Collected data:
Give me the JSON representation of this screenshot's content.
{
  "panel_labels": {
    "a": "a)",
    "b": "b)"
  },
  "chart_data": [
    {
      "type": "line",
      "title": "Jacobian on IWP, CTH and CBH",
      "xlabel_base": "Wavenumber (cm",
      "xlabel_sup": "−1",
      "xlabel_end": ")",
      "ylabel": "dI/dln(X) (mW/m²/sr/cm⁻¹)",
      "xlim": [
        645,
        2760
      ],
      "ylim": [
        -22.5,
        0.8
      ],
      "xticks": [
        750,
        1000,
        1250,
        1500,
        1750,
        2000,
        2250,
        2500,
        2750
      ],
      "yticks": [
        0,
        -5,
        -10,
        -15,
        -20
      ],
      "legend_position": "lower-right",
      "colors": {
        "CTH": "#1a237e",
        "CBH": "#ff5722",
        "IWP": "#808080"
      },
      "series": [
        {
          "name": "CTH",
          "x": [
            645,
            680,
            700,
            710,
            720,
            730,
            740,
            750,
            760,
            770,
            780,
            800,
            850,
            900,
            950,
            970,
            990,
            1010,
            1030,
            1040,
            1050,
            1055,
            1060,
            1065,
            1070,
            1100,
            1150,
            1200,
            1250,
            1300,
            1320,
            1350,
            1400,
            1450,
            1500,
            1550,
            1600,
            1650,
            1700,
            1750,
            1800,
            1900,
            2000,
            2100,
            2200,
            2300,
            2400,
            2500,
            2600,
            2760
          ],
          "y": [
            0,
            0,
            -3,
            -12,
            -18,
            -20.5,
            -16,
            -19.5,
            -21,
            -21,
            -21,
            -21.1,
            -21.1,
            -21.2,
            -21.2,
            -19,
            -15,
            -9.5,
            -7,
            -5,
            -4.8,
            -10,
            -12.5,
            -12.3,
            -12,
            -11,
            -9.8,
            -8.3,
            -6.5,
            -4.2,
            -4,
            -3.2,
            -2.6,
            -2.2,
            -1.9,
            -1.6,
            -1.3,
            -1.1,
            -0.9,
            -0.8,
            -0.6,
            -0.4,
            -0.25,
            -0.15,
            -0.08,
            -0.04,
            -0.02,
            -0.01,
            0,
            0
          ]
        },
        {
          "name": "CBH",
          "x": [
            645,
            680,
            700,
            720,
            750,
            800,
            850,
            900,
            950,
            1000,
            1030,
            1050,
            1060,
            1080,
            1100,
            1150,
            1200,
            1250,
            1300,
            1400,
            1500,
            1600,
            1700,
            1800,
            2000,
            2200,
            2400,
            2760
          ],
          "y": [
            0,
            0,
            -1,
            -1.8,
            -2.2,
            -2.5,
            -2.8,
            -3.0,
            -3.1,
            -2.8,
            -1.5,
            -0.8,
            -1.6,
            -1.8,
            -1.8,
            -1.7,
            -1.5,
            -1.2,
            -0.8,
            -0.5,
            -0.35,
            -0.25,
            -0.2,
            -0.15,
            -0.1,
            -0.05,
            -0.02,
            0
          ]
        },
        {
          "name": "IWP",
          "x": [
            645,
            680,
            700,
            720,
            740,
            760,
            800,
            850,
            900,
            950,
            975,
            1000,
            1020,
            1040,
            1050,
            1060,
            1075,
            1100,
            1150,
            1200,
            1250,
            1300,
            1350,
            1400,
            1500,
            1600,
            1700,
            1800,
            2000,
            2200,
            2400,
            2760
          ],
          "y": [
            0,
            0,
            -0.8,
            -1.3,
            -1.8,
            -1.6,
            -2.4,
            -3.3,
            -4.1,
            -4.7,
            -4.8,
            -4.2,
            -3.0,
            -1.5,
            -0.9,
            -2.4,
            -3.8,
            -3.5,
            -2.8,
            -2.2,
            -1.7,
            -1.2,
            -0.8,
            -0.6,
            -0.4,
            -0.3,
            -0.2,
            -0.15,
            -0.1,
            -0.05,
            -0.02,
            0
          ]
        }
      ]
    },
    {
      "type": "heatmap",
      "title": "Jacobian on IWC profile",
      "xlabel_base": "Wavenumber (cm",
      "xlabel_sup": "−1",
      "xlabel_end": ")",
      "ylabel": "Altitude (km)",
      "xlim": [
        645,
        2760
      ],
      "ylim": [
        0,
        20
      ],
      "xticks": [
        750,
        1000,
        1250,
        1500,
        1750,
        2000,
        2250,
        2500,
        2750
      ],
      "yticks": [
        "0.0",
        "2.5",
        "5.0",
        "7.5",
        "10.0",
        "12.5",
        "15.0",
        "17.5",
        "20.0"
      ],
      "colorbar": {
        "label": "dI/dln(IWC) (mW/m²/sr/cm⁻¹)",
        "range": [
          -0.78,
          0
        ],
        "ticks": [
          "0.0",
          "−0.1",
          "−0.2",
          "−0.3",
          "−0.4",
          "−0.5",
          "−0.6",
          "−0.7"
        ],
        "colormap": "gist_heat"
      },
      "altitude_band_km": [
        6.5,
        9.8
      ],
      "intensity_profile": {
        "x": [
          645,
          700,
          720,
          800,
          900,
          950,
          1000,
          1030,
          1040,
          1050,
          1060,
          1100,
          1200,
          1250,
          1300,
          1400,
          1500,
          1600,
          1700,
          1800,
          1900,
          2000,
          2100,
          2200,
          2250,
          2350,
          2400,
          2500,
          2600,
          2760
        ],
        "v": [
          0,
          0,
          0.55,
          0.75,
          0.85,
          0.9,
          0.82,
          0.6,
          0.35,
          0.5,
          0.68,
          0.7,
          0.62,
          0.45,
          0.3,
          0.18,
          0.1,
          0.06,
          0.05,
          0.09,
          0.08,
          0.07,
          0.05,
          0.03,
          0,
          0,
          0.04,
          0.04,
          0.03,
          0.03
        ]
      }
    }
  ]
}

Brief: Give the entries once more, exactly as they appear.

Full response:
Give me the JSON representation of this screenshot's content.
{
  "panel_labels": {
    "a": "a)",
    "b": "b)"
  },
  "chart_data": [
    {
      "type": "line",
      "title": "Jacobian on IWP, CTH and CBH",
      "xlabel_base": "Wavenumber (cm",
      "xlabel_sup": "−1",
      "xlabel_end": ")",
      "ylabel": "dI/dln(X) (mW/m²/sr/cm⁻¹)",
      "xlim": [
        645,
        2760
      ],
      "ylim": [
        -22.5,
        0.8
      ],
      "xticks": [
        750,
        1000,
        1250,
        1500,
        1750,
        2000,
        2250,
        2500,
        2750
      ],
      "yticks": [
        0,
        -5,
        -10,
        -15,
        -20
      ],
      "legend_position": "lower-right",
      "colors": {
        "CTH": "#1a237e",
        "CBH": "#ff5722",
        "IWP": "#808080"
      },
      "series": [
        {
          "name": "CTH",
          "x": [
            645,
            680,
            700,
            710,
            720,
            730,
            740,
            750,
            760,
            770,
            780,
            800,
            850,
            900,
            950,
            970,
            990,
            1010,
            1030,
            1040,
            1050,
            1055,
            1060,
            1065,
            1070,
            1100,
            1150,
            1200,
            1250,
            1300,
            1320,
            1350,
            1400,
            1450,
            1500,
            1550,
            1600,
            1650,
            1700,
            1750,
            1800,
            1900,
            2000,
            2100,
            2200,
            2300,
            2400,
            2500,
            2600,
            2760
          ],
          "y": [
            0,
            0,
            -3,
            -12,
            -18,
            -20.5,
            -16,
            -19.5,
            -21,
            -21,
            -21,
            -21.1,
            -21.1,
            -21.2,
            -21.2,
            -19,
            -15,
            -9.5,
            -7,
            -5,
            -4.8,
            -10,
            -12.5,
            -12.3,
            -12,
            -11,
            -9.8,
            -8.3,
            -6.5,
            -4.2,
            -4,
            -3.2,
            -2.6,
            -2.2,
            -1.9,
            -1.6,
            -1.3,
            -1.1,
            -0.9,
            -0.8,
            -0.6,
            -0.4,
            -0.25,
            -0.15,
            -0.08,
            -0.04,
            -0.02,
            -0.01,
            0,
            0
          ]
        },
        {
          "name": "CBH",
          "x": [
            645,
            680,
            700,
            720,
            750,
            800,
            850,
            900,
            950,
            1000,
            1030,
            1050,
            1060,
            1080,
            1100,
            1150,
            1200,
            1250,
            1300,
            1400,
            1500,
            1600,
            1700,
            1800,
            2000,
            2200,
            2400,
            2760
          ],
          "y": [
            0,
            0,
            -1,
            -1.8,
            -2.2,
            -2.5,
            -2.8,
            -3.0,
            -3.1,
            -2.8,
            -1.5,
            -0.8,
            -1.6,
            -1.8,
            -1.8,
            -1.7,
            -1.5,
            -1.2,
            -0.8,
            -0.5,
            -0.35,
            -0.25,
            -0.2,
            -0.15,
            -0.1,
            -0.05,
            -0.02,
            0
          ]
        },
        {
          "name": "IWP",
          "x": [
            645,
            680,
            700,
            720,
            740,
            760,
            800,
            850,
            900,
            950,
            975,
            1000,
            1020,
            1040,
            1050,
            1060,
            1075,
            1100,
            1150,
            1200,
            1250,
            1300,
            1350,
            1400,
            1500,
            1600,
            1700,
            1800,
            2000,
            2200,
            2400,
            2760
          ],
          "y": [
            0,
            0,
            -0.8,
            -1.3,
            -1.8,
            -1.6,
            -2.4,
            -3.3,
            -4.1,
            -4.7,
            -4.8,
            -4.2,
            -3.0,
            -1.5,
            -0.9,
            -2.4,
            -3.8,
            -3.5,
            -2.8,
            -2.2,
            -1.7,
            -1.2,
            -0.8,
            -0.6,
            -0.4,
            -0.3,
            -0.2,
            -0.15,
            -0.1,
            -0.05,
            -0.02,
            0
          ]
        }
      ]
    },
    {
      "type": "heatmap",
      "title": "Jacobian on IWC profile",
      "xlabel_base": "Wavenumber (cm",
      "xlabel_sup": "−1",
      "xlabel_end": ")",
      "ylabel": "Altitude (km)",
      "xlim": [
        645,
        2760
      ],
      "ylim": [
        0,
        20
      ],
      "xticks": [
        750,
        1000,
        1250,
        1500,
        1750,
        2000,
        2250,
        2500,
        2750
      ],
      "yticks": [
        "0.0",
        "2.5",
        "5.0",
        "7.5",
        "10.0",
        "12.5",
        "15.0",
        "17.5",
        "20.0"
      ],
      "colorbar": {
        "label": "dI/dln(IWC) (mW/m²/sr/cm⁻¹)",
        "range": [
          -0.78,
          0
        ],
        "ticks": [
          "0.0",
          "−0.1",
          "−0.2",
          "−0.3",
          "−0.4",
          "−0.5",
          "−0.6",
          "−0.7"
        ],
        "colormap": "gist_heat"
      },
      "altitude_band_km": [
        6.5,
        9.8
      ],
      "intensity_profile": {
        "x": [
          645,
          700,
          720,
          800,
          900,
          950,
          1000,
          1030,
          1040,
          1050,
          1060,
          1100,
          1200,
          1250,
          1300,
          1400,
          1500,
          1600,
          1700,
          1800,
          1900,
          2000,
          2100,
          2200,
          2250,
          2350,
          2400,
          2500,
          2600,
          2760
        ],
        "v": [
          0,
          0,
          0.55,
          0.75,
          0.85,
          0.9,
          0.82,
          0.6,
          0.35,
          0.5,
          0.68,
          0.7,
          0.62,
          0.45,
          0.3,
          0.18,
          0.1,
          0.06,
          0.05,
          0.09,
          0.08,
          0.07,
          0.05,
          0.03,
          0,
          0,
          0.04,
          0.04,
          0.03,
          0.03
        ]
      }
    }
  ]
}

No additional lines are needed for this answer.